- _Dataset rows_:

______________________________

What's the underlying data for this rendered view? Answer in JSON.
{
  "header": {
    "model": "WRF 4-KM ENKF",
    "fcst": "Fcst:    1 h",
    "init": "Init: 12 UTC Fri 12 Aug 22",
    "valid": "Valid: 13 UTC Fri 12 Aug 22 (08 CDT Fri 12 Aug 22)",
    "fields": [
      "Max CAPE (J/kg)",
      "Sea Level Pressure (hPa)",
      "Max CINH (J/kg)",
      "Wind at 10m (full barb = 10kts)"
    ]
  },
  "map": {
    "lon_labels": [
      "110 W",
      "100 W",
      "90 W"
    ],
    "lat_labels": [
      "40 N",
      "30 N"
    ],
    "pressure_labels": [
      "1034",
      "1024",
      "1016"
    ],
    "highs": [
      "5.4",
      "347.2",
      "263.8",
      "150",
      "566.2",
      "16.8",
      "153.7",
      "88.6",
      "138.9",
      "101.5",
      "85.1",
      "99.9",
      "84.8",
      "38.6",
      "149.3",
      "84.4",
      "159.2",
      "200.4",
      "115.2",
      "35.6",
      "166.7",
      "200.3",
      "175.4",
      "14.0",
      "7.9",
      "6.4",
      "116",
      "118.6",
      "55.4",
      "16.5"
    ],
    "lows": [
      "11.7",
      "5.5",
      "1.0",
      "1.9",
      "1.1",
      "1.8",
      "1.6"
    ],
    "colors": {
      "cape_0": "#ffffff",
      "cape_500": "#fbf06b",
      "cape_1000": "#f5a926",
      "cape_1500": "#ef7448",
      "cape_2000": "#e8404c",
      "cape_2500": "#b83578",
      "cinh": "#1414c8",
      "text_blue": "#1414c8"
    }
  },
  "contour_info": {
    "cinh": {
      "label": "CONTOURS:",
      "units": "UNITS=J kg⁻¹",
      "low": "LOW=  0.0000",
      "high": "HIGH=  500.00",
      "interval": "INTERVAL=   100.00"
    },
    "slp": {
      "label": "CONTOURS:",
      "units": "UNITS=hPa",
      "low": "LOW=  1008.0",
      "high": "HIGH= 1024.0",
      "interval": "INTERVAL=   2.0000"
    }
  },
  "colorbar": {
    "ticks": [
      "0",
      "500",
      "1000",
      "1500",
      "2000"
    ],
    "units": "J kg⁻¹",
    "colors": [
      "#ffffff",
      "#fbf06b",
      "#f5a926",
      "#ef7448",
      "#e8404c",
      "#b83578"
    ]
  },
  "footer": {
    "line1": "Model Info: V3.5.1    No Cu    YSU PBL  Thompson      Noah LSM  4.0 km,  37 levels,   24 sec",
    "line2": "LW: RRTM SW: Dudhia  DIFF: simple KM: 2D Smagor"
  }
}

______________________________

- _Task description_:
Your task is to return the full listing exactly as it was given.

- _Solution_:
What's the underlying data for this rendered view? Answer in JSON.
{
  "header": {
    "model": "WRF 4-KM ENKF",
    "fcst": "Fcst:    1 h",
    "init": "Init: 12 UTC Fri 12 Aug 22",
    "valid": "Valid: 13 UTC Fri 12 Aug 22 (08 CDT Fri 12 Aug 22)",
    "fields": [
      "Max CAPE (J/kg)",
      "Sea Level Pressure (hPa)",
      "Max CINH (J/kg)",
      "Wind at 10m (full barb = 10kts)"
    ]
  },
  "map": {
    "lon_labels": [
      "110 W",
      "100 W",
      "90 W"
    ],
    "lat_labels": [
      "40 N",
      "30 N"
    ],
    "pressure_labels": [
      "1034",
      "1024",
      "1016"
    ],
    "highs": [
      "5.4",
      "347.2",
      "263.8",
      "150",
      "566.2",
      "16.8",
      "153.7",
      "88.6",
      "138.9",
      "101.5",
      "85.1",
      "99.9",
      "84.8",
      "38.6",
      "149.3",
      "84.4",
      "159.2",
      "200.4",
      "115.2",
      "35.6",
      "166.7",
      "200.3",
      "175.4",
      "14.0",
      "7.9",
      "6.4",
      "116",
      "118.6",
      "55.4",
      "16.5"
    ],
    "lows": [
      "11.7",
      "5.5",
      "1.0",
      "1.9",
      "1.1",
      "1.8",
      "1.6"
    ],
    "colors": {
      "cape_0": "#ffffff",
      "cape_500": "#fbf06b",
      "cape_1000": "#f5a926",
      "cape_1500": "#ef7448",
      "cape_2000": "#e8404c",
      "cape_2500": "#b83578",
      "cinh": "#1414c8",
      "text_blue": "#1414c8"
    }
  },
  "contour_info": {
    "cinh": {
      "label": "CONTOURS:",
      "units": "UNITS=J kg⁻¹",
      "low": "LOW=  0.0000",
      "high": "HIGH=  500.00",
      "interval": "INTERVAL=   100.00"
    },
    "slp": {
      "label": "CONTOURS:",
      "units": "UNITS=hPa",
      "low": "LOW=  1008.0",
      "high": "HIGH= 1024.0",
      "interval": "INTERVAL=   2.0000"
    }
  },
  "colorbar": {
    "ticks": [
      "0",
      "500",
      "1000",
      "1500",
      "2000"
    ],
    "units": "J kg⁻¹",
    "colors": [
      "#ffffff",
      "#fbf06b",
      "#f5a926",
      "#ef7448",
      "#e8404c",
      "#b83578"
    ]
  },
  "footer": {
    "line1": "Model Info: V3.5.1    No Cu    YSU PBL  Thompson      Noah LSM  4.0 km,  37 levels,   24 sec",
    "line2": "LW: RRTM SW: Dudhia  DIFF: simple KM: 2D Smagor"
  }
}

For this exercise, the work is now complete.